> **Written task**:
Reproduce the records below exactly as given.

::: Records for the task :::

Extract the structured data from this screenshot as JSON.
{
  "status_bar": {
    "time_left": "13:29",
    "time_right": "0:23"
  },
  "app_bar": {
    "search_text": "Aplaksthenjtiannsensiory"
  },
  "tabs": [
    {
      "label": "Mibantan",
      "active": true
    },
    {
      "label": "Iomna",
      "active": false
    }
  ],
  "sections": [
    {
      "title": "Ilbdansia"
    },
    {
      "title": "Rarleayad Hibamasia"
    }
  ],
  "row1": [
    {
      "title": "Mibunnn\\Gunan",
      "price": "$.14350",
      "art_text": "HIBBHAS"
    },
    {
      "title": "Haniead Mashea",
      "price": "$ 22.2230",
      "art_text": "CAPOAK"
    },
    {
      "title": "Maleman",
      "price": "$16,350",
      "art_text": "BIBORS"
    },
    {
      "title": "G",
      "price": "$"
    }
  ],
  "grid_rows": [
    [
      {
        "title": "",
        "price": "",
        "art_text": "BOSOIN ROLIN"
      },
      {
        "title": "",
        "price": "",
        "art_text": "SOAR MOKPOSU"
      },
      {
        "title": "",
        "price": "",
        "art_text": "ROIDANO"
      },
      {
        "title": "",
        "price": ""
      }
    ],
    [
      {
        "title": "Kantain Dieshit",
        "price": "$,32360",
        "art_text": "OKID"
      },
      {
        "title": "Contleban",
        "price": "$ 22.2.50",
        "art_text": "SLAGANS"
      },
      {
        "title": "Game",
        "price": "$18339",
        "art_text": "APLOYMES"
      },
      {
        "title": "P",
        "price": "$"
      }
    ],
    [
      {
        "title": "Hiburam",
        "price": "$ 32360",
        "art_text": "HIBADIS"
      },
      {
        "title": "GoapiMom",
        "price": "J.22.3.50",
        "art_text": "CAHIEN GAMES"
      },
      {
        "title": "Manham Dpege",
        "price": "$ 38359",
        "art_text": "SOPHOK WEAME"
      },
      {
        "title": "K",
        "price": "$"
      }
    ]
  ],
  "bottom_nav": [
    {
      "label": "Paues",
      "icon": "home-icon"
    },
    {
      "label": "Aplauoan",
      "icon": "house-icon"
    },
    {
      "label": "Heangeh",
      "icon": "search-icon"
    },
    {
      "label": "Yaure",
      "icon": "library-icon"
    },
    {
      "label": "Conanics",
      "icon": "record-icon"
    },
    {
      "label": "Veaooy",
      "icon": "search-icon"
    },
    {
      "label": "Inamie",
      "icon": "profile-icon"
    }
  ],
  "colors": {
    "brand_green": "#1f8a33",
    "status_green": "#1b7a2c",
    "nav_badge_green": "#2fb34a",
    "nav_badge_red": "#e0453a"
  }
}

:::

> **Full solution**:
Extract the structured data from this screenshot as JSON.
{
  "status_bar": {
    "time_left": "13:29",
    "time_right": "0:23"
  },
  "app_bar": {
    "search_text": "Aplaksthenjtiannsensiory"
  },
  "tabs": [
    {
      "label": "Mibantan",
      "active": true
    },
    {
      "label": "Iomna",
      "active": false
    }
  ],
  "sections": [
    {
      "title": "Ilbdansia"
    },
    {
      "title": "Rarleayad Hibamasia"
    }
  ],
  "row1": [
    {
      "title": "Mibunnn\\Gunan",
      "price": "$.14350",
      "art_text": "HIBBHAS"
    },
    {
      "title": "Haniead Mashea",
      "price": "$ 22.2230",
      "art_text": "CAPOAK"
    },
    {
      "title": "Maleman",
      "price": "$16,350",
      "art_text": "BIBORS"
    },
    {
      "title": "G",
      "price": "$"
    }
  ],
  "grid_rows": [
    [
      {
        "title": "",
        "price": "",
        "art_text": "BOSOIN ROLIN"
      },
      {
        "title": "",
        "price": "",
        "art_text": "SOAR MOKPOSU"
      },
      {
        "title": "",
        "price": "",
        "art_text": "ROIDANO"
      },
      {
        "title": "",
        "price": ""
      }
    ],
    [
      {
        "title": "Kantain Dieshit",
        "price": "$,32360",
        "art_text": "OKID"
      },
      {
        "title": "Contleban",
        "price": "$ 22.2.50",
        "art_text": "SLAGANS"
      },
      {
        "title": "Game",
        "price": "$18339",
        "art_text": "APLOYMES"
      },
      {
        "title": "P",
        "price": "$"
      }
    ],
    [
      {
        "title": "Hiburam",
        "price": "$ 32360",
        "art_text": "HIBADIS"
      },
      {
        "title": "GoapiMom",
        "price": "J.22.3.50",
        "art_text": "CAHIEN GAMES"
      },
      {
        "title": "Manham Dpege",
        "price": "$ 38359",
        "art_text": "SOPHOK WEAME"
      },
      {
        "title": "K",
        "price": "$"
      }
    ]
  ],
  "bottom_nav": [
    {
      "label": "Paues",
      "icon": "home-icon"
    },
    {
      "label": "Aplauoan",
      "icon": "house-icon"
    },
    {
      "label": "Heangeh",
      "icon": "search-icon"
    },
    {
      "label": "Yaure",
      "icon": "library-icon"
    },
    {
      "label": "Conanics",
      "icon": "record-icon"
    },
    {
      "label": "Veaooy",
      "icon": "search-icon"
    },
    {
      "label": "Inamie",
      "icon": "profile-icon"
    }
  ],
  "colors": {
    "brand_green": "#1f8a33",
    "status_green": "#1b7a2c",
    "nav_badge_green": "#2fb34a",
    "nav_badge_red": "#e0453a"
  }
}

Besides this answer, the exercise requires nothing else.